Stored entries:
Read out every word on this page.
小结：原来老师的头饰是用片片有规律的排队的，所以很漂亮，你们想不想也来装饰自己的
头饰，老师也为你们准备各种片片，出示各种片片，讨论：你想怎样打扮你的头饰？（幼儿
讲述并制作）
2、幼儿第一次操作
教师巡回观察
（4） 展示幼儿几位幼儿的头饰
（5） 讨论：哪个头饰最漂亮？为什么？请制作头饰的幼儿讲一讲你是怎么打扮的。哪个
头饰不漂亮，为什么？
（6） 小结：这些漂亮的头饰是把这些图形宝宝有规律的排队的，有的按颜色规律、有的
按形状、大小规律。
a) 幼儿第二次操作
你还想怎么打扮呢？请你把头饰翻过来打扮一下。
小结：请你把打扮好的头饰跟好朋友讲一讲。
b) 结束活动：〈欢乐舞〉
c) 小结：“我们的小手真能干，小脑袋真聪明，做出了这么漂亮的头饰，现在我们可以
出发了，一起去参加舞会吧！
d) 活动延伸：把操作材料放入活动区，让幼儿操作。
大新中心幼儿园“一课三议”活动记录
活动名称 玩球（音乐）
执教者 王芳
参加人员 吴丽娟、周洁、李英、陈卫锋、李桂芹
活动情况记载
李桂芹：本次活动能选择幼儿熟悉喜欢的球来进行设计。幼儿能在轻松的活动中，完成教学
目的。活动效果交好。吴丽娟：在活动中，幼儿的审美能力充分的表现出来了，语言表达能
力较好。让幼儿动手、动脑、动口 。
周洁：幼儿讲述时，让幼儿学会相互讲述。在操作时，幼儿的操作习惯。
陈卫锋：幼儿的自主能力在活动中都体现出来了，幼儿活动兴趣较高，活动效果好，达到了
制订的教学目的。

WORK INSTRUCTIONS
Would you reproduce all the entries exactly?

TASK OUTPUT
Read out every word on this page.
小结：原来老师的头饰是用片片有规律的排队的，所以很漂亮，你们想不想也来装饰自己的
头饰，老师也为你们准备各种片片，出示各种片片，讨论：你想怎样打扮你的头饰？（幼儿
讲述并制作）
2、幼儿第一次操作
教师巡回观察
（4） 展示幼儿几位幼儿的头饰
（5） 讨论：哪个头饰最漂亮？为什么？请制作头饰的幼儿讲一讲你是怎么打扮的。哪个
头饰不漂亮，为什么？
（6） 小结：这些漂亮的头饰是把这些图形宝宝有规律的排队的，有的按颜色规律、有的
按形状、大小规律。
a) 幼儿第二次操作
你还想怎么打扮呢？请你把头饰翻过来打扮一下。
小结：请你把打扮好的头饰跟好朋友讲一讲。
b) 结束活动：〈欢乐舞〉
c) 小结：“我们的小手真能干，小脑袋真聪明，做出了这么漂亮的头饰，现在我们可以
出发了，一起去参加舞会吧！
d) 活动延伸：把操作材料放入活动区，让幼儿操作。
大新中心幼儿园“一课三议”活动记录
活动名称 玩球（音乐）
执教者 王芳
参加人员 吴丽娟、周洁、李英、陈卫锋、李桂芹
活动情况记载
李桂芹：本次活动能选择幼儿熟悉喜欢的球来进行设计。幼儿能在轻松的活动中，完成教学
目的。活动效果交好。吴丽娟：在活动中，幼儿的审美能力充分的表现出来了，语言表达能
力较好。让幼儿动手、动脑、动口 。
周洁：幼儿讲述时，让幼儿学会相互讲述。在操作时，幼儿的操作习惯。
陈卫锋：幼儿的自主能力在活动中都体现出来了，幼儿活动兴趣较高，活动效果好，达到了
制订的教学目的。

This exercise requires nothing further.